(begin)

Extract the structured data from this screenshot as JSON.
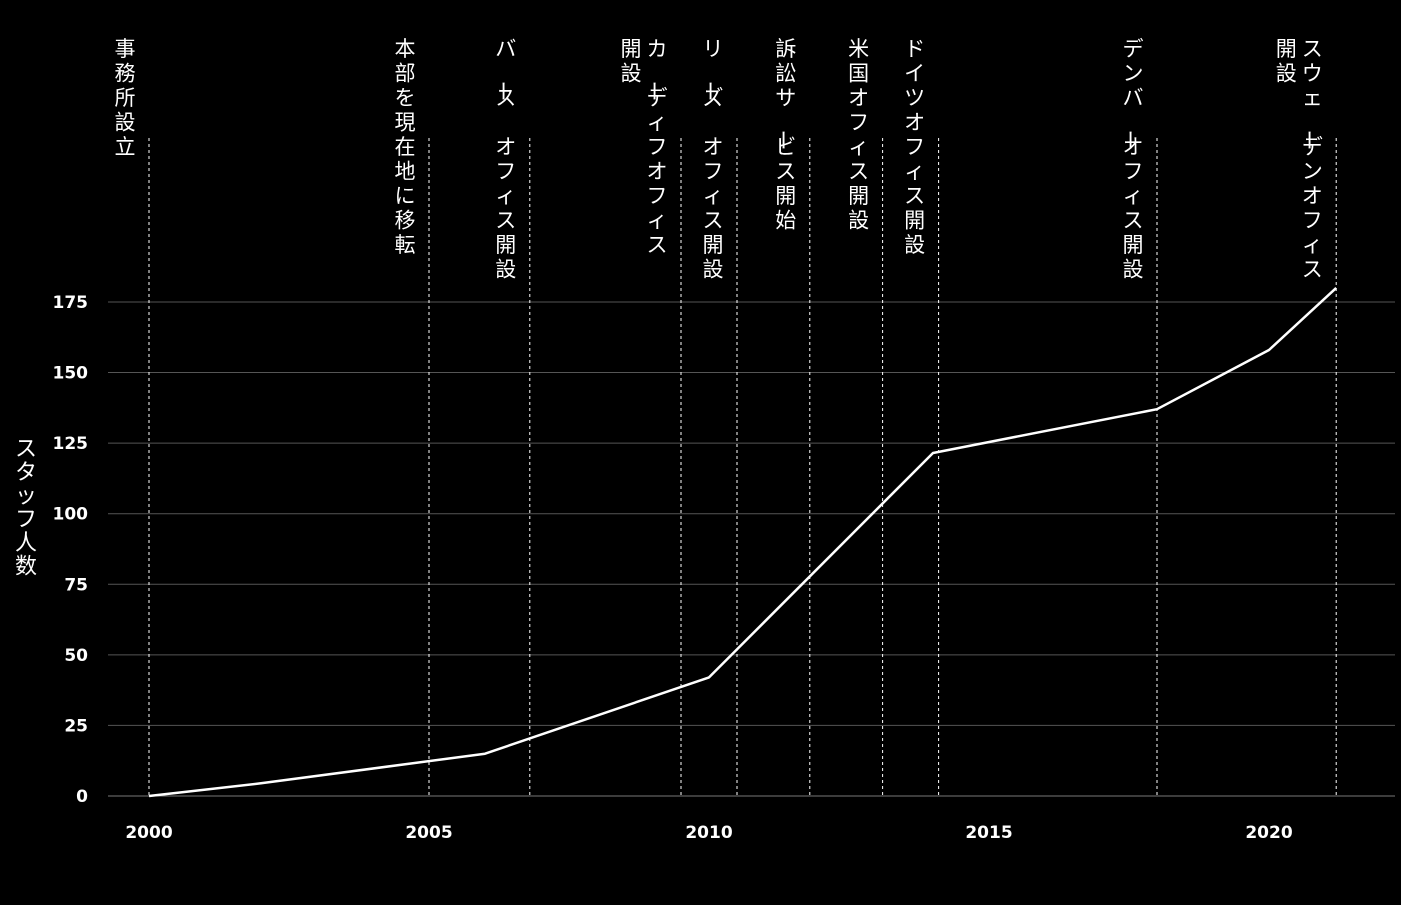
{
  "chart_data": {
    "type": "line",
    "title": "",
    "xlabel": "",
    "ylabel": "スタッフ人数",
    "xlim": [
      2000,
      2022
    ],
    "ylim": [
      0,
      180
    ],
    "x_ticks": [
      2000,
      2005,
      2010,
      2015,
      2020
    ],
    "y_ticks": [
      0,
      25,
      50,
      75,
      100,
      125,
      150,
      175
    ],
    "grid": "horizontal",
    "series": [
      {
        "x": [
          2000,
          2002,
          2006,
          2010,
          2014,
          2018,
          2020,
          2021.2
        ],
        "values": [
          0,
          4.5,
          15,
          42,
          121.5,
          137,
          158,
          180
        ]
      }
    ],
    "annotations": [
      {
        "x": 2000,
        "label_lines": [
          "事務所設立"
        ]
      },
      {
        "x": 2005,
        "label_lines": [
          "本部を現在地に移転"
        ]
      },
      {
        "x": 2006.8,
        "label_lines": [
          "バース オフィス開設"
        ]
      },
      {
        "x": 2009.5,
        "label_lines": [
          "カーディフオフィス",
          "開設"
        ]
      },
      {
        "x": 2010.5,
        "label_lines": [
          "リーズ オフィス開設"
        ]
      },
      {
        "x": 2011.8,
        "label_lines": [
          "訴訟サービス開始"
        ]
      },
      {
        "x": 2013.1,
        "label_lines": [
          "米国オフィス開設"
        ]
      },
      {
        "x": 2014.1,
        "label_lines": [
          "ドイツオフィス開設"
        ]
      },
      {
        "x": 2018,
        "label_lines": [
          "デンバーオフィス開設"
        ]
      },
      {
        "x": 2021.2,
        "label_lines": [
          "スウェーデンオフィス",
          "開設"
        ]
      }
    ],
    "colors": {
      "background": "#000000",
      "line": "#ffffff",
      "grid": "#555555",
      "text": "#ffffff"
    }
  }
}
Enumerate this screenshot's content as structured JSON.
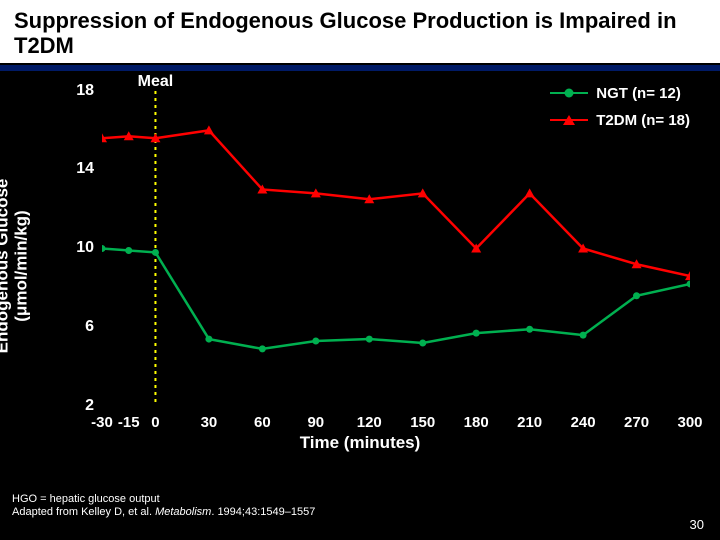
{
  "title": "Suppression of Endogenous Glucose Production is Impaired in T2DM",
  "chart": {
    "type": "line",
    "ylabel_line1": "Endogenous Glucose",
    "ylabel_line2": "(μmol/min/kg)",
    "xlabel": "Time (minutes)",
    "meal_label": "Meal",
    "meal_x": 0,
    "xlim": [
      -30,
      300
    ],
    "ylim": [
      2,
      18
    ],
    "xticks": [
      -30,
      -15,
      0,
      30,
      60,
      90,
      120,
      150,
      180,
      210,
      240,
      270,
      300
    ],
    "yticks": [
      2,
      6,
      10,
      14,
      18
    ],
    "grid": false,
    "background": "#000000",
    "axis_color": "#ffffff",
    "meal_line_color": "#ffff00",
    "meal_line_dash": "3,4",
    "line_width": 2.5,
    "marker_size": 7,
    "series": [
      {
        "name": "NGT (n= 12)",
        "color": "#00b050",
        "marker": "circle",
        "x": [
          -30,
          -15,
          0,
          30,
          60,
          90,
          120,
          150,
          180,
          210,
          240,
          270,
          300
        ],
        "y": [
          10.0,
          9.9,
          9.8,
          5.4,
          4.9,
          5.3,
          5.4,
          5.2,
          5.7,
          5.9,
          5.6,
          7.6,
          8.2
        ]
      },
      {
        "name": "T2DM (n= 18)",
        "color": "#ff0000",
        "marker": "triangle",
        "x": [
          -30,
          -15,
          0,
          30,
          60,
          90,
          120,
          150,
          180,
          210,
          240,
          270,
          300
        ],
        "y": [
          15.6,
          15.7,
          15.6,
          16.0,
          13.0,
          12.8,
          12.5,
          12.8,
          10.0,
          12.8,
          10.0,
          9.2,
          8.6
        ]
      }
    ]
  },
  "legend": {
    "items": [
      {
        "label": "NGT (n= 12)",
        "color": "#00b050",
        "marker": "circle"
      },
      {
        "label": "T2DM (n= 18)",
        "color": "#ff0000",
        "marker": "triangle"
      }
    ]
  },
  "footnote_line1": "HGO = hepatic glucose output",
  "footnote_line2a": "Adapted from Kelley D, et al. ",
  "footnote_line2b": "Metabolism",
  "footnote_line2c": ". 1994;43:1549–1557",
  "slide_number": "30"
}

(end)

Problem statement: Output the lines above in full and exactly as given, omitting any pictures.

Task solution:
Extract the structured data from this screenshot as JSON.
{
  "chart_data": {
    "type": "line",
    "title": "",
    "xlabel": "",
    "ylabel": "スタッフ人数",
    "xlim": [
      2000,
      2022
    ],
    "ylim": [
      0,
      180
    ],
    "x_ticks": [
      2000,
      2005,
      2010,
      2015,
      2020
    ],
    "y_ticks": [
      0,
      25,
      50,
      75,
      100,
      125,
      150,
      175
    ],
    "grid": "horizontal",
    "series": [
      {
        "x": [
          2000,
          2002,
          2006,
          2010,
          2014,
          2018,
          2020,
          2021.2
        ],
        "values": [
          0,
          4.5,
          15,
          42,
          121.5,
          137,
          158,
          180
        ]
      }
    ],
    "annotations": [
      {
        "x": 2000,
        "label_lines": [
          "事務所設立"
        ]
      },
      {
        "x": 2005,
        "label_lines": [
          "本部を現在地に移転"
        ]
      },
      {
        "x": 2006.8,
        "label_lines": [
          "バース オフィス開設"
        ]
      },
      {
        "x": 2009.5,
        "label_lines": [
          "カーディフオフィス",
          "開設"
        ]
      },
      {
        "x": 2010.5,
        "label_lines": [
          "リーズ オフィス開設"
        ]
      },
      {
        "x": 2011.8,
        "label_lines": [
          "訴訟サービス開始"
        ]
      },
      {
        "x": 2013.1,
        "label_lines": [
          "米国オフィス開設"
        ]
      },
      {
        "x": 2014.1,
        "label_lines": [
          "ドイツオフィス開設"
        ]
      },
      {
        "x": 2018,
        "label_lines": [
          "デンバーオフィス開設"
        ]
      },
      {
        "x": 2021.2,
        "label_lines": [
          "スウェーデンオフィス",
          "開設"
        ]
      }
    ],
    "colors": {
      "background": "#000000",
      "line": "#ffffff",
      "grid": "#555555",
      "text": "#ffffff"
    }
  }
}
Enumerate this screenshot's content as structured JSON.
{
  "title": "Suppression of Endogenous Glucose Production is Impaired in T2DM",
  "chart": {
    "type": "line",
    "ylabel_line1": "Endogenous Glucose",
    "ylabel_line2": "(μmol/min/kg)",
    "xlabel": "Time (minutes)",
    "meal_label": "Meal",
    "meal_x": 0,
    "xlim": [
      -30,
      300
    ],
    "ylim": [
      2,
      18
    ],
    "xticks": [
      -30,
      -15,
      0,
      30,
      60,
      90,
      120,
      150,
      180,
      210,
      240,
      270,
      300
    ],
    "yticks": [
      2,
      6,
      10,
      14,
      18
    ],
    "grid": false,
    "background": "#000000",
    "axis_color": "#ffffff",
    "meal_line_color": "#ffff00",
    "meal_line_dash": "3,4",
    "line_width": 2.5,
    "marker_size": 7,
    "series": [
      {
        "name": "NGT (n= 12)",
        "color": "#00b050",
        "marker": "circle",
        "x": [
          -30,
          -15,
          0,
          30,
          60,
          90,
          120,
          150,
          180,
          210,
          240,
          270,
          300
        ],
        "y": [
          10.0,
          9.9,
          9.8,
          5.4,
          4.9,
          5.3,
          5.4,
          5.2,
          5.7,
          5.9,
          5.6,
          7.6,
          8.2
        ]
      },
      {
        "name": "T2DM (n= 18)",
        "color": "#ff0000",
        "marker": "triangle",
        "x": [
          -30,
          -15,
          0,
          30,
          60,
          90,
          120,
          150,
          180,
          210,
          240,
          270,
          300
        ],
        "y": [
          15.6,
          15.7,
          15.6,
          16.0,
          13.0,
          12.8,
          12.5,
          12.8,
          10.0,
          12.8,
          10.0,
          9.2,
          8.6
        ]
      }
    ]
  },
  "legend": {
    "items": [
      {
        "label": "NGT (n= 12)",
        "color": "#00b050",
        "marker": "circle"
      },
      {
        "label": "T2DM (n= 18)",
        "color": "#ff0000",
        "marker": "triangle"
      }
    ]
  },
  "footnote_line1": "HGO = hepatic glucose output",
  "footnote_line2a": "Adapted from Kelley D, et al. ",
  "footnote_line2b": "Metabolism",
  "footnote_line2c": ". 1994;43:1549–1557",
  "slide_number": "30"
}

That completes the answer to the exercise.